*Written exercise*.
Listed below are entries; give the number of lines among them that include "대로변위치", and only that number.

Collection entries
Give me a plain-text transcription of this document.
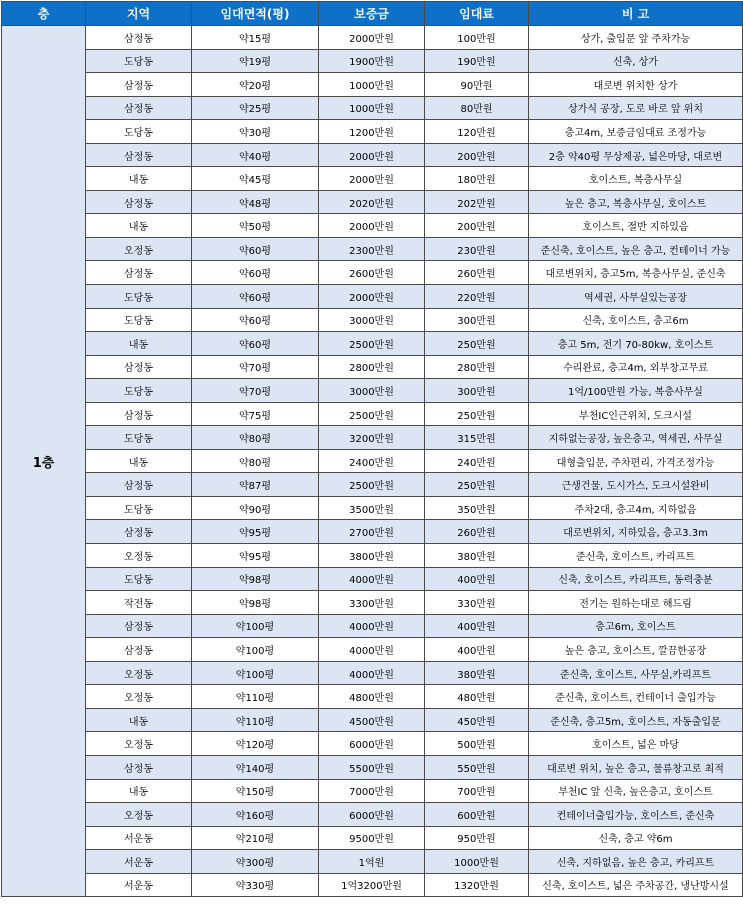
층	지역	임대면적(평)	보증금	임대료	비 고
1층	삼정동	약15평	2000만원	100만원	상가, 출입문 앞 주차가능
	도당동	약19평	1900만원	190만원	신축, 상가
	삼정동	약20평	1000만원	90만원	대로변 위치한 상가
	삼정동	약25평	1000만원	80만원	상가식 공장, 도로 바로 앞 위치
	도당동	약30평	1200만원	120만원	층고4m, 보증금임대료 조정가능
	삼정동	약40평	2000만원	200만원	2층 약40평 무상제공, 넓은마당, 대로변
	내동	약45평	2000만원	180만원	호이스트, 복층사무실
	삼정동	약48평	2020만원	202만원	높은 층고, 복층사무실, 호이스트
	내동	약50평	2000만원	200만원	호이스트, 절반 지하있음
	오정동	약60평	2300만원	230만원	준신축, 호이스트, 높은 층고, 컨테이너 가능
	삼정동	약60평	2600만원	260만원	대로변위치, 층고5m, 복층사무실, 준신축
	도당동	약60평	2000만원	220만원	역세권, 사무실있는공장
	도당동	약60평	3000만원	300만원	신축, 호이스트, 층고6m
	내동	약60평	2500만원	250만원	층고 5m, 전기 70-80kw, 호이스트
	삼정동	약70평	2800만원	280만원	수리완료, 층고4m, 외부창고무료
	도당동	약70평	3000만원	300만원	1억/100만원 가능, 복층사무실
	삼정동	약75평	2500만원	250만원	부천IC인근위치, 도크시설
	도당동	약80평	3200만원	315만원	지하없는공장, 높은층고, 역세권, 사무실
	내동	약80평	2400만원	240만원	대형출입문, 주차편리, 가격조정가능
	삼정동	약87평	2500만원	250만원	근생건물, 도시가스, 도크시설완비
	도당동	약90평	3500만원	350만원	주차2대, 층고4m, 지하없음
	삼정동	약95평	2700만원	260만원	대로변위치, 지하있음, 층고3.3m
	오정동	약95평	3800만원	380만원	준신축, 호이스트, 카리프트
	도당동	약98평	4000만원	400만원	신축, 호이스트, 카리프트, 동력충분
	작전동	약98평	3300만원	330만원	전기는 원하는대로 해드림
	삼정동	약100평	4000만원	400만원	층고6m, 호이스트
	삼정동	약100평	4000만원	400만원	높은 층고, 호이스트, 깔끔한공장
	오정동	약100평	4000만원	380만원	준신축, 호이스트, 사무실,카리프트
	오정동	약110평	4800만원	480만원	준신축, 호이스트, 컨테이너 출입가능
	내동	약110평	4500만원	450만원	준신축, 층고5m, 호이스트, 자동출입문
	오정동	약120평	6000만원	500만원	호이스트, 넓은 마당
	삼정동	약140평	5500만원	550만원	대로변 위치, 높은 층고, 물류창고로 최적
	내동	약150평	7000만원	700만원	부천IC 앞 신축, 높은층고, 호이스트
	오정동	약160평	6000만원	600만원	컨테이너출입가능, 호이스트, 준신축
	서운동	약210평	9500만원	950만원	신축, 층고 약6m
	서운동	약300평	1억원	1000만원	신축, 지하없음, 높은 층고, 카리프트
	서운동	약330평	1억3200만원	1320만원	신축, 호이스트, 넓은 주차공간, 냉난방시설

*Correct answer*.
2